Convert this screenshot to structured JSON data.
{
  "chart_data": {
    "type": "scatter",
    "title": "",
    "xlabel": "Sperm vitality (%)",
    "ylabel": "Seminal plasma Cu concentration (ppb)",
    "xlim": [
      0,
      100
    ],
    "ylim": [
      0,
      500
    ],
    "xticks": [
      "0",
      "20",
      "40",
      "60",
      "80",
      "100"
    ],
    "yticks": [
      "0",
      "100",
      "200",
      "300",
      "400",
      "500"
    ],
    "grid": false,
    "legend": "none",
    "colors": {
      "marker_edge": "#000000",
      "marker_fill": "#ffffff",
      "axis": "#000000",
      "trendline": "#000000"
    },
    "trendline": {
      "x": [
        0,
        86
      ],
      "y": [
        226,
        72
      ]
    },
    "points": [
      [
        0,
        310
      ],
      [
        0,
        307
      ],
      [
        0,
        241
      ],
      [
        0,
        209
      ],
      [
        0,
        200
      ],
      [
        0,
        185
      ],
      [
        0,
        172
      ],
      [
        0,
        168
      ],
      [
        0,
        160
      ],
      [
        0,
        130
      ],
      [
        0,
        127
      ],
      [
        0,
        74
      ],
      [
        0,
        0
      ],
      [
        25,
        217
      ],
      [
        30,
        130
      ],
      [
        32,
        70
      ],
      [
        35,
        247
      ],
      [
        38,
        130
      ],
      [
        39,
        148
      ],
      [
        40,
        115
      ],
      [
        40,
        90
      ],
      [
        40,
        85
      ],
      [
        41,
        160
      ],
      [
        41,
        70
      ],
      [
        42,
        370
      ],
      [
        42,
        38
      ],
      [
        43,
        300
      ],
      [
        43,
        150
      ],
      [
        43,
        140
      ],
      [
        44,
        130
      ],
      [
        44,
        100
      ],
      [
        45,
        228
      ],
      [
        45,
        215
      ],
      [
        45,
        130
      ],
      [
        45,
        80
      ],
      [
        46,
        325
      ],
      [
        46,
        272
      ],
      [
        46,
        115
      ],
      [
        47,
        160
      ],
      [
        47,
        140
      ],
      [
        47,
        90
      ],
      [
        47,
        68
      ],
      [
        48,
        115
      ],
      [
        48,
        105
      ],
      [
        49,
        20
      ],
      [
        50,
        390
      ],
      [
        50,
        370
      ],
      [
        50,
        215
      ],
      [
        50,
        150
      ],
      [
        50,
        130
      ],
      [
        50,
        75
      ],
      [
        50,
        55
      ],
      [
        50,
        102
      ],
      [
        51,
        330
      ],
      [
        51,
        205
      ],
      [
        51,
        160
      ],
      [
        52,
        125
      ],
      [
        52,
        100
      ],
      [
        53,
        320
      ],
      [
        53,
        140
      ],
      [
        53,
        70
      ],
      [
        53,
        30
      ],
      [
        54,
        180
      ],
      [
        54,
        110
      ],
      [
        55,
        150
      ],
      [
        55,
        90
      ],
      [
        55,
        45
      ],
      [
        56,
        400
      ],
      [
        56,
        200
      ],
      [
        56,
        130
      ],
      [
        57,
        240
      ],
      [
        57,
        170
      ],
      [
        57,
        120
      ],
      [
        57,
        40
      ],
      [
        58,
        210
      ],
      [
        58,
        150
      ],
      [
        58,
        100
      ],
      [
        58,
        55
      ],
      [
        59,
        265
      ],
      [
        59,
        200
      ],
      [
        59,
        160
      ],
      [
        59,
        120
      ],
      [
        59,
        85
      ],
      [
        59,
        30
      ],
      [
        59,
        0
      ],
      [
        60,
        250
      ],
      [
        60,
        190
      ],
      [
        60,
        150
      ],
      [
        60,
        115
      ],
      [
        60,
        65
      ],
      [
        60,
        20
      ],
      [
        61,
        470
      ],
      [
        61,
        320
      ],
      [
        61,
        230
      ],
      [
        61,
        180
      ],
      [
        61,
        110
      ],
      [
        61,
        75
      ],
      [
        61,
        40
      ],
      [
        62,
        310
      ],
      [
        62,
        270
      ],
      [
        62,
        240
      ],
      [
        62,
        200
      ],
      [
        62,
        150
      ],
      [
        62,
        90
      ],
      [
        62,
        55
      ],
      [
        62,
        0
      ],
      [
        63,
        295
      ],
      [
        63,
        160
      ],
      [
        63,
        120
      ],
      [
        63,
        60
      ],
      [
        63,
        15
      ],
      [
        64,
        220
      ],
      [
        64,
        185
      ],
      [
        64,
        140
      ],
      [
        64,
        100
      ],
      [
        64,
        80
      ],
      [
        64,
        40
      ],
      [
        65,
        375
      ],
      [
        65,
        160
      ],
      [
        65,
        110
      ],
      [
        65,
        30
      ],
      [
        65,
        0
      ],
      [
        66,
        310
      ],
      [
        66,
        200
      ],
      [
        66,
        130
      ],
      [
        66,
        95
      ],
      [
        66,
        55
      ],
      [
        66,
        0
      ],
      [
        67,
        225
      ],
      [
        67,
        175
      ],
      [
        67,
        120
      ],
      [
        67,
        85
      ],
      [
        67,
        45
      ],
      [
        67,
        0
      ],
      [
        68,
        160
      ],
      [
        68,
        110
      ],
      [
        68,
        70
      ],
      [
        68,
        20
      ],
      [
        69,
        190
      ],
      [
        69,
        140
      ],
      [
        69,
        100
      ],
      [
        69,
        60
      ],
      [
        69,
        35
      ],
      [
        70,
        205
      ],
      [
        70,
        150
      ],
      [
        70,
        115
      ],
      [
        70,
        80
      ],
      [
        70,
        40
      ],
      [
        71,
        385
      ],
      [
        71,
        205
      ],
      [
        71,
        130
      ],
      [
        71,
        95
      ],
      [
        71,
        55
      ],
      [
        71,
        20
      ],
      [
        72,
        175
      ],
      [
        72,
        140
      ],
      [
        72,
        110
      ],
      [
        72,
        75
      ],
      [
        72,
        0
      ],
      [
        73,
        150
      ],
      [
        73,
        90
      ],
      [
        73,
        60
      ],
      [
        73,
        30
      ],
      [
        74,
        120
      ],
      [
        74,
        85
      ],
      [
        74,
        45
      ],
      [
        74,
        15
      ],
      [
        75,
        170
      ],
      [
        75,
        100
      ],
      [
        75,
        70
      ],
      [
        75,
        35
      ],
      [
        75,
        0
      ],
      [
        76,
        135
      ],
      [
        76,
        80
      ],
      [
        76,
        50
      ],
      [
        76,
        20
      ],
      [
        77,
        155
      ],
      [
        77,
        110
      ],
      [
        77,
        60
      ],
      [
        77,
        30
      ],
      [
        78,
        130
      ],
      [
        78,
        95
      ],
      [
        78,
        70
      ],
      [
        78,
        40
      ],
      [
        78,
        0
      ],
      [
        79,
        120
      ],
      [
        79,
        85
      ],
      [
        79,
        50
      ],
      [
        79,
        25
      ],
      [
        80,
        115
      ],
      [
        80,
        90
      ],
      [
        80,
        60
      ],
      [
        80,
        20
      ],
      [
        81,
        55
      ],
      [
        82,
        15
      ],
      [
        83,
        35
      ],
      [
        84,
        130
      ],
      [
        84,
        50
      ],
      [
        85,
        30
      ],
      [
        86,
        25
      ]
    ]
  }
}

####################

### TASK REQUIREMENTS
Write out every line of the material again, exactly as it reads.

### RESULT
Convert this screenshot to structured JSON data.
{
  "chart_data": {
    "type": "scatter",
    "title": "",
    "xlabel": "Sperm vitality (%)",
    "ylabel": "Seminal plasma Cu concentration (ppb)",
    "xlim": [
      0,
      100
    ],
    "ylim": [
      0,
      500
    ],
    "xticks": [
      "0",
      "20",
      "40",
      "60",
      "80",
      "100"
    ],
    "yticks": [
      "0",
      "100",
      "200",
      "300",
      "400",
      "500"
    ],
    "grid": false,
    "legend": "none",
    "colors": {
      "marker_edge": "#000000",
      "marker_fill": "#ffffff",
      "axis": "#000000",
      "trendline": "#000000"
    },
    "trendline": {
      "x": [
        0,
        86
      ],
      "y": [
        226,
        72
      ]
    },
    "points": [
      [
        0,
        310
      ],
      [
        0,
        307
      ],
      [
        0,
        241
      ],
      [
        0,
        209
      ],
      [
        0,
        200
      ],
      [
        0,
        185
      ],
      [
        0,
        172
      ],
      [
        0,
        168
      ],
      [
        0,
        160
      ],
      [
        0,
        130
      ],
      [
        0,
        127
      ],
      [
        0,
        74
      ],
      [
        0,
        0
      ],
      [
        25,
        217
      ],
      [
        30,
        130
      ],
      [
        32,
        70
      ],
      [
        35,
        247
      ],
      [
        38,
        130
      ],
      [
        39,
        148
      ],
      [
        40,
        115
      ],
      [
        40,
        90
      ],
      [
        40,
        85
      ],
      [
        41,
        160
      ],
      [
        41,
        70
      ],
      [
        42,
        370
      ],
      [
        42,
        38
      ],
      [
        43,
        300
      ],
      [
        43,
        150
      ],
      [
        43,
        140
      ],
      [
        44,
        130
      ],
      [
        44,
        100
      ],
      [
        45,
        228
      ],
      [
        45,
        215
      ],
      [
        45,
        130
      ],
      [
        45,
        80
      ],
      [
        46,
        325
      ],
      [
        46,
        272
      ],
      [
        46,
        115
      ],
      [
        47,
        160
      ],
      [
        47,
        140
      ],
      [
        47,
        90
      ],
      [
        47,
        68
      ],
      [
        48,
        115
      ],
      [
        48,
        105
      ],
      [
        49,
        20
      ],
      [
        50,
        390
      ],
      [
        50,
        370
      ],
      [
        50,
        215
      ],
      [
        50,
        150
      ],
      [
        50,
        130
      ],
      [
        50,
        75
      ],
      [
        50,
        55
      ],
      [
        50,
        102
      ],
      [
        51,
        330
      ],
      [
        51,
        205
      ],
      [
        51,
        160
      ],
      [
        52,
        125
      ],
      [
        52,
        100
      ],
      [
        53,
        320
      ],
      [
        53,
        140
      ],
      [
        53,
        70
      ],
      [
        53,
        30
      ],
      [
        54,
        180
      ],
      [
        54,
        110
      ],
      [
        55,
        150
      ],
      [
        55,
        90
      ],
      [
        55,
        45
      ],
      [
        56,
        400
      ],
      [
        56,
        200
      ],
      [
        56,
        130
      ],
      [
        57,
        240
      ],
      [
        57,
        170
      ],
      [
        57,
        120
      ],
      [
        57,
        40
      ],
      [
        58,
        210
      ],
      [
        58,
        150
      ],
      [
        58,
        100
      ],
      [
        58,
        55
      ],
      [
        59,
        265
      ],
      [
        59,
        200
      ],
      [
        59,
        160
      ],
      [
        59,
        120
      ],
      [
        59,
        85
      ],
      [
        59,
        30
      ],
      [
        59,
        0
      ],
      [
        60,
        250
      ],
      [
        60,
        190
      ],
      [
        60,
        150
      ],
      [
        60,
        115
      ],
      [
        60,
        65
      ],
      [
        60,
        20
      ],
      [
        61,
        470
      ],
      [
        61,
        320
      ],
      [
        61,
        230
      ],
      [
        61,
        180
      ],
      [
        61,
        110
      ],
      [
        61,
        75
      ],
      [
        61,
        40
      ],
      [
        62,
        310
      ],
      [
        62,
        270
      ],
      [
        62,
        240
      ],
      [
        62,
        200
      ],
      [
        62,
        150
      ],
      [
        62,
        90
      ],
      [
        62,
        55
      ],
      [
        62,
        0
      ],
      [
        63,
        295
      ],
      [
        63,
        160
      ],
      [
        63,
        120
      ],
      [
        63,
        60
      ],
      [
        63,
        15
      ],
      [
        64,
        220
      ],
      [
        64,
        185
      ],
      [
        64,
        140
      ],
      [
        64,
        100
      ],
      [
        64,
        80
      ],
      [
        64,
        40
      ],
      [
        65,
        375
      ],
      [
        65,
        160
      ],
      [
        65,
        110
      ],
      [
        65,
        30
      ],
      [
        65,
        0
      ],
      [
        66,
        310
      ],
      [
        66,
        200
      ],
      [
        66,
        130
      ],
      [
        66,
        95
      ],
      [
        66,
        55
      ],
      [
        66,
        0
      ],
      [
        67,
        225
      ],
      [
        67,
        175
      ],
      [
        67,
        120
      ],
      [
        67,
        85
      ],
      [
        67,
        45
      ],
      [
        67,
        0
      ],
      [
        68,
        160
      ],
      [
        68,
        110
      ],
      [
        68,
        70
      ],
      [
        68,
        20
      ],
      [
        69,
        190
      ],
      [
        69,
        140
      ],
      [
        69,
        100
      ],
      [
        69,
        60
      ],
      [
        69,
        35
      ],
      [
        70,
        205
      ],
      [
        70,
        150
      ],
      [
        70,
        115
      ],
      [
        70,
        80
      ],
      [
        70,
        40
      ],
      [
        71,
        385
      ],
      [
        71,
        205
      ],
      [
        71,
        130
      ],
      [
        71,
        95
      ],
      [
        71,
        55
      ],
      [
        71,
        20
      ],
      [
        72,
        175
      ],
      [
        72,
        140
      ],
      [
        72,
        110
      ],
      [
        72,
        75
      ],
      [
        72,
        0
      ],
      [
        73,
        150
      ],
      [
        73,
        90
      ],
      [
        73,
        60
      ],
      [
        73,
        30
      ],
      [
        74,
        120
      ],
      [
        74,
        85
      ],
      [
        74,
        45
      ],
      [
        74,
        15
      ],
      [
        75,
        170
      ],
      [
        75,
        100
      ],
      [
        75,
        70
      ],
      [
        75,
        35
      ],
      [
        75,
        0
      ],
      [
        76,
        135
      ],
      [
        76,
        80
      ],
      [
        76,
        50
      ],
      [
        76,
        20
      ],
      [
        77,
        155
      ],
      [
        77,
        110
      ],
      [
        77,
        60
      ],
      [
        77,
        30
      ],
      [
        78,
        130
      ],
      [
        78,
        95
      ],
      [
        78,
        70
      ],
      [
        78,
        40
      ],
      [
        78,
        0
      ],
      [
        79,
        120
      ],
      [
        79,
        85
      ],
      [
        79,
        50
      ],
      [
        79,
        25
      ],
      [
        80,
        115
      ],
      [
        80,
        90
      ],
      [
        80,
        60
      ],
      [
        80,
        20
      ],
      [
        81,
        55
      ],
      [
        82,
        15
      ],
      [
        83,
        35
      ],
      [
        84,
        130
      ],
      [
        84,
        50
      ],
      [
        85,
        30
      ],
      [
        86,
        25
      ]
    ]
  }
}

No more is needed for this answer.